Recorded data
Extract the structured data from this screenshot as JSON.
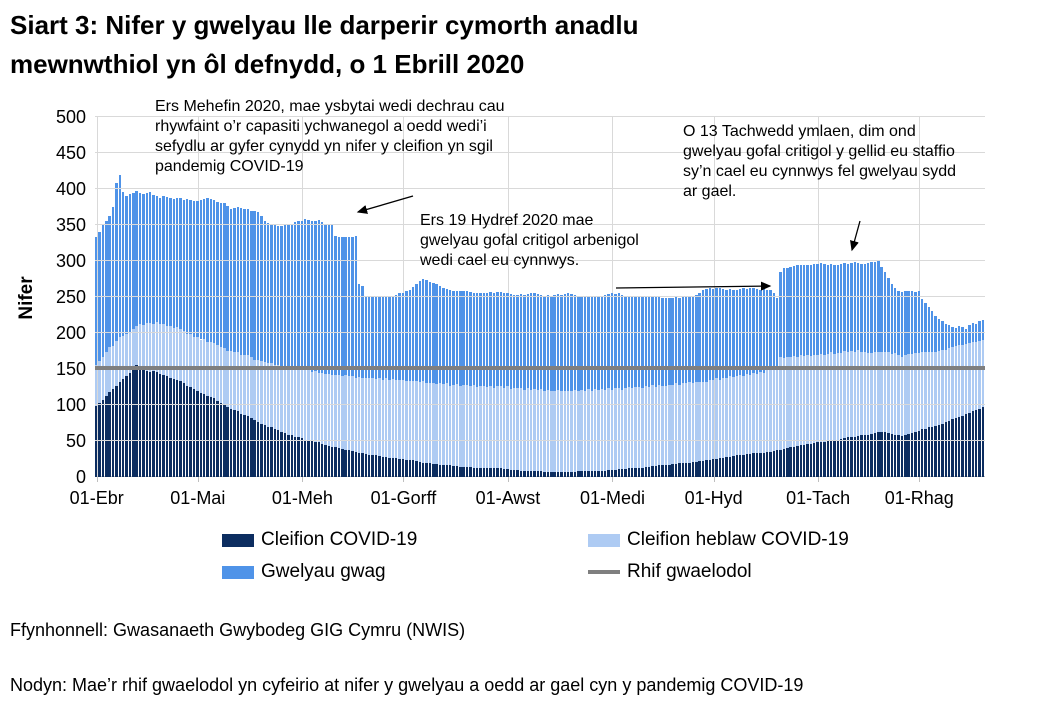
{
  "title": {
    "line1": "Siart 3: Nifer y gwelyau lle darperir cymorth anadlu",
    "line2": "mewnwthiol yn ôl defnydd, o 1 Ebrill 2020"
  },
  "chart_data": {
    "type": "bar",
    "stacked": true,
    "start_date": "2020-04-01",
    "ylabel": "Nifer",
    "ylim": [
      0,
      500
    ],
    "yticks": [
      0,
      50,
      100,
      150,
      200,
      250,
      300,
      350,
      400,
      450,
      500
    ],
    "grid": "horizontal and monthly vertical, light gray",
    "x_ticks": [
      {
        "label": "01-Ebr",
        "day": 0
      },
      {
        "label": "01-Mai",
        "day": 30
      },
      {
        "label": "01-Meh",
        "day": 61
      },
      {
        "label": "01-Gorff",
        "day": 91
      },
      {
        "label": "01-Awst",
        "day": 122
      },
      {
        "label": "01-Medi",
        "day": 153
      },
      {
        "label": "01-Hyd",
        "day": 183
      },
      {
        "label": "01-Tach",
        "day": 214
      },
      {
        "label": "01-Rhag",
        "day": 244
      }
    ],
    "baseline": {
      "label": "Rhif gwaelodol",
      "value": 152,
      "color": "#7f7f7f"
    },
    "series": [
      {
        "name": "Cleifion COVID-19",
        "color": "#0c2d60",
        "values": [
          98,
          103,
          107,
          112,
          118,
          122,
          127,
          132,
          136,
          140,
          145,
          150,
          155,
          152,
          148,
          147,
          146,
          147,
          146,
          143,
          141,
          140,
          138,
          136,
          135,
          133,
          130,
          127,
          125,
          122,
          120,
          117,
          115,
          113,
          111,
          110,
          106,
          103,
          100,
          97,
          95,
          93,
          91,
          88,
          86,
          85,
          82,
          79,
          77,
          74,
          72,
          70,
          69,
          67,
          65,
          62,
          61,
          59,
          58,
          56,
          55,
          54,
          52,
          51,
          50,
          49,
          48,
          46,
          45,
          43,
          42,
          41,
          40,
          39,
          38,
          38,
          36,
          35,
          34,
          33,
          32,
          31,
          31,
          30,
          29,
          28,
          28,
          27,
          26,
          26,
          25,
          25,
          24,
          23,
          23,
          22,
          21,
          20,
          20,
          19,
          18,
          18,
          17,
          17,
          16,
          16,
          15,
          15,
          14,
          14,
          14,
          14,
          13,
          13,
          13,
          12,
          12,
          12,
          12,
          12,
          12,
          11,
          11,
          10,
          10,
          10,
          9,
          9,
          9,
          8,
          8,
          8,
          8,
          7,
          7,
          7,
          7,
          7,
          7,
          7,
          7,
          7,
          7,
          8,
          8,
          8,
          8,
          8,
          9,
          9,
          9,
          9,
          10,
          10,
          10,
          11,
          11,
          11,
          12,
          12,
          12,
          13,
          13,
          14,
          14,
          15,
          15,
          16,
          16,
          17,
          17,
          18,
          18,
          19,
          19,
          20,
          20,
          21,
          21,
          22,
          22,
          23,
          24,
          25,
          25,
          26,
          27,
          28,
          28,
          29,
          30,
          31,
          31,
          32,
          32,
          33,
          33,
          34,
          34,
          35,
          35,
          36,
          37,
          38,
          39,
          40,
          41,
          42,
          43,
          44,
          45,
          46,
          46,
          47,
          48,
          49,
          49,
          50,
          51,
          51,
          52,
          53,
          54,
          55,
          55,
          56,
          57,
          58,
          58,
          59,
          60,
          61,
          62,
          62,
          63,
          61,
          60,
          59,
          58,
          57,
          58,
          60,
          61,
          63,
          64,
          66,
          67,
          69,
          70,
          71,
          72,
          74,
          76,
          78,
          80,
          82,
          84,
          85,
          87,
          89,
          91,
          93,
          95,
          97
        ]
      },
      {
        "name": "Cleifion heblaw COVID-19",
        "color": "#aecbf3",
        "values": [
          57,
          58,
          60,
          61,
          62,
          60,
          62,
          63,
          60,
          58,
          57,
          56,
          55,
          60,
          63,
          67,
          68,
          66,
          69,
          70,
          71,
          70,
          72,
          71,
          73,
          72,
          73,
          72,
          74,
          73,
          75,
          74,
          76,
          75,
          77,
          76,
          78,
          77,
          79,
          78,
          80,
          80,
          82,
          81,
          83,
          84,
          85,
          84,
          86,
          87,
          88,
          88,
          90,
          89,
          91,
          92,
          93,
          92,
          94,
          94,
          95,
          95,
          96,
          97,
          96,
          98,
          97,
          99,
          98,
          100,
          100,
          100,
          102,
          101,
          103,
          102,
          104,
          103,
          105,
          104,
          106,
          106,
          107,
          106,
          108,
          107,
          109,
          108,
          110,
          109,
          110,
          110,
          109,
          111,
          110,
          112,
          111,
          113,
          110,
          112,
          112,
          111,
          113,
          112,
          114,
          111,
          113,
          114,
          112,
          114,
          114,
          113,
          115,
          112,
          114,
          115,
          113,
          114,
          112,
          115,
          114,
          113,
          115,
          112,
          114,
          113,
          115,
          112,
          114,
          113,
          114,
          113,
          114,
          112,
          114,
          113,
          112,
          114,
          113,
          112,
          113,
          112,
          114,
          111,
          113,
          112,
          114,
          111,
          113,
          112,
          113,
          112,
          113,
          111,
          113,
          112,
          110,
          112,
          113,
          111,
          113,
          112,
          110,
          112,
          111,
          113,
          110,
          112,
          111,
          110,
          111,
          110,
          112,
          109,
          111,
          110,
          112,
          109,
          111,
          110,
          110,
          109,
          111,
          110,
          112,
          109,
          111,
          110,
          112,
          110,
          110,
          111,
          109,
          111,
          110,
          112,
          110,
          112,
          111,
          113,
          113,
          112,
          111,
          128,
          126,
          127,
          125,
          126,
          124,
          125,
          123,
          124,
          122,
          123,
          121,
          122,
          120,
          121,
          122,
          120,
          120,
          119,
          121,
          118,
          120,
          117,
          119,
          116,
          115,
          113,
          112,
          113,
          111,
          112,
          110,
          112,
          111,
          113,
          112,
          110,
          112,
          111,
          110,
          109,
          108,
          107,
          106,
          105,
          104,
          103,
          103,
          102,
          101,
          101,
          100,
          100,
          99,
          98,
          98,
          97,
          97,
          95,
          94,
          93
        ]
      },
      {
        "name": "Gwelyau gwag",
        "color": "#4f93e8",
        "values": [
          178,
          179,
          185,
          183,
          182,
          193,
          219,
          225,
          200,
          192,
          191,
          188,
          187,
          183,
          182,
          180,
          182,
          179,
          175,
          175,
          179,
          179,
          178,
          179,
          180,
          182,
          182,
          187,
          186,
          189,
          188,
          194,
          195,
          199,
          198,
          199,
          198,
          201,
          201,
          201,
          197,
          201,
          202,
          204,
          203,
          203,
          203,
          206,
          205,
          201,
          195,
          195,
          193,
          194,
          193,
          194,
          196,
          200,
          200,
          204,
          205,
          207,
          210,
          209,
          209,
          209,
          212,
          209,
          209,
          208,
          208,
          194,
          192,
          193,
          193,
          193,
          194,
          197,
          129,
          128,
          114,
          114,
          114,
          114,
          114,
          115,
          114,
          117,
          115,
          118,
          120,
          121,
          125,
          126,
          131,
          134,
          140,
          142,
          143,
          140,
          140,
          139,
          135,
          133,
          131,
          133,
          131,
          129,
          133,
          130,
          130,
          130,
          128,
          130,
          129,
          128,
          131,
          131,
          132,
          130,
          131,
          132,
          129,
          132,
          129,
          130,
          130,
          132,
          131,
          134,
          133,
          133,
          131,
          133,
          132,
          132,
          134,
          133,
          133,
          135,
          135,
          135,
          132,
          133,
          130,
          130,
          129,
          133,
          129,
          131,
          130,
          132,
          131,
          134,
          131,
          132,
          132,
          129,
          126,
          127,
          125,
          126,
          129,
          125,
          127,
          124,
          126,
          122,
          122,
          121,
          120,
          121,
          120,
          121,
          120,
          120,
          119,
          122,
          121,
          123,
          128,
          129,
          127,
          126,
          125,
          127,
          123,
          122,
          121,
          121,
          120,
          119,
          122,
          118,
          120,
          117,
          118,
          114,
          116,
          112,
          112,
          107,
          100,
          119,
          125,
          124,
          126,
          125,
          127,
          125,
          127,
          124,
          127,
          126,
          127,
          126,
          127,
          124,
          123,
          124,
          123,
          124,
          122,
          123,
          122,
          125,
          121,
          122,
          123,
          125,
          126,
          125,
          127,
          118,
          112,
          103,
          97,
          90,
          88,
          90,
          88,
          88,
          87,
          85,
          86,
          74,
          69,
          62,
          56,
          50,
          45,
          40,
          36,
          32,
          28,
          25,
          27,
          25,
          21,
          25,
          26,
          24,
          27,
          28
        ]
      }
    ],
    "annotations": [
      {
        "lines": [
          "Ers Mehefin 2020, mae ysbytai wedi dechrau cau",
          "rhywfaint o’r capasiti ychwanegol a oedd wedi’i",
          "sefydlu ar gyfer cynydd yn nifer y cleifion yn sgil",
          "pandemig COVID-19"
        ]
      },
      {
        "lines": [
          "Ers 19 Hydref 2020 mae",
          "gwelyau gofal critigol arbenigol",
          "wedi cael eu cynnwys."
        ]
      },
      {
        "lines": [
          "O 13 Tachwedd ymlaen, dim ond",
          "gwelyau gofal critigol y gellid eu staffio",
          "sy’n cael eu cynnwys fel gwelyau sydd",
          "ar gael."
        ]
      }
    ],
    "legend_position": "bottom, two columns"
  },
  "legend": {
    "items": [
      {
        "label": "Cleifion COVID-19",
        "swatch": "#0c2d60",
        "shape": "box"
      },
      {
        "label": "Cleifion heblaw COVID-19",
        "swatch": "#aecbf3",
        "shape": "box"
      },
      {
        "label": "Gwelyau gwag",
        "swatch": "#4f93e8",
        "shape": "box"
      },
      {
        "label": "Rhif gwaelodol",
        "swatch": "#7f7f7f",
        "shape": "line"
      }
    ]
  },
  "footer": {
    "source": "Ffynhonnell: Gwasanaeth Gwybodeg GIG Cymru (NWIS)",
    "note": "Nodyn: Mae’r rhif gwaelodol yn cyfeirio at nifer y gwelyau a oedd ar gael cyn y pandemig COVID-19"
  },
  "colors": {
    "gridline": "#d9d9d9",
    "axis": "#bfbfbf",
    "text": "#000000"
  }
}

• _Goal of the exercise_: Count all lines of the data that include "COVID". The answer is the number alone.

• _Task result_: 6